--- Yapılacak İş ---
Aşağıdaki seçilen metinde "Saldırılar yoğunlaşıyor" kısmından "paralı hale getirilmesidir." kısmına kadar her şeyi "özelleştirilmesi" yerine "ticarileştirilmesi" koyarak güncelle ve yeniden yaz.

--- Seçilen Metin ---
══════
Liseli gençlik hareketi üzerine...

  • Arşiv
  • |
  • Gençlik Hareketi
  • |
  • Liseli Gençlik
  • |
  • 21 Eylül 2012
  • 10:38

Liseli gençlik hareketi bir dönemi daha geride bırakmış bulunuyor. Okulların kapanması ve LYS “maratonunun” sona ermesinin ardından hareket yaz dönemi nedeniyle durağan bir sürece girmiş oldu. Bu durağanlık elbette hareketin genel tablosu ile ilgilidir. Yeni döneme hazırlık yapabilmenin ilk koşulu geride kalan süreci değerlendirmek, hareketin tablosunu ortaya koymak, ihtiyaçlarını tespit etmek ve müdahalenin yol ve yöntemlerini belirlemek olmaktadır.

Saldırılar yoğunlaşıyor

Sermayenin saldırılarının özel hedeflerinden biri olan liseler ve liseliler geride kalan dönemde de bu “özelliğini” korumaya devam etti. Bu açıdan en yakıcı saldırı da liselerin özelleştirilmesi ve bunun dolaysız bir sonucu olarak eğitimin tümden paralı hale getirilmesidir.
══════
--- Kayıtlı Bilgiler ---
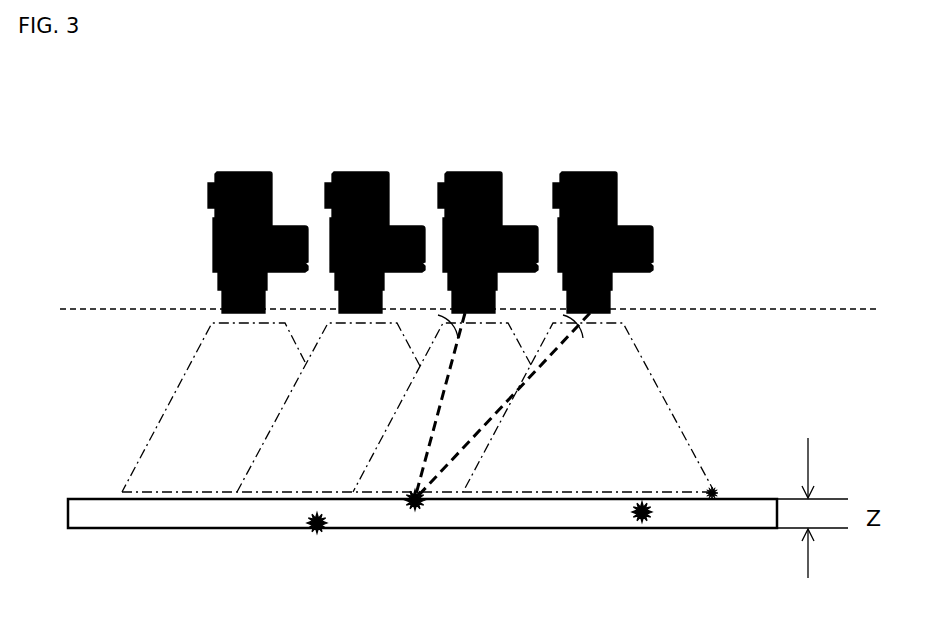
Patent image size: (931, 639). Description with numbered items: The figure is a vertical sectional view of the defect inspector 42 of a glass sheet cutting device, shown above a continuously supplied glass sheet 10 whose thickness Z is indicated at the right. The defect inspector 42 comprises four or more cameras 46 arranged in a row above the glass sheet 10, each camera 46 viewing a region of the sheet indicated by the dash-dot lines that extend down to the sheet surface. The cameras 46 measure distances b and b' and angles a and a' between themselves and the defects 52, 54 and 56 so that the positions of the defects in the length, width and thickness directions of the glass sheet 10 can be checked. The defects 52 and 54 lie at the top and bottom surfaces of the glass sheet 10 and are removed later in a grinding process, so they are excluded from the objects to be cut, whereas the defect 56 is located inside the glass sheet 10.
══════
--- Yanıt Aşağıda ---
Saldırılar yoğunlaşıyor

Sermayenin saldırılarının özel hedeflerinden biri olan liseler ve liseliler geride kalan dönemde de bu “özelliğini” korumaya devam etti. Bu açıdan en yakıcı saldırı da liselerin ticarileştirilmesi ve bunun dolaysız bir sonucu olarak eğitimin tümden paralı hale getirilmesidir.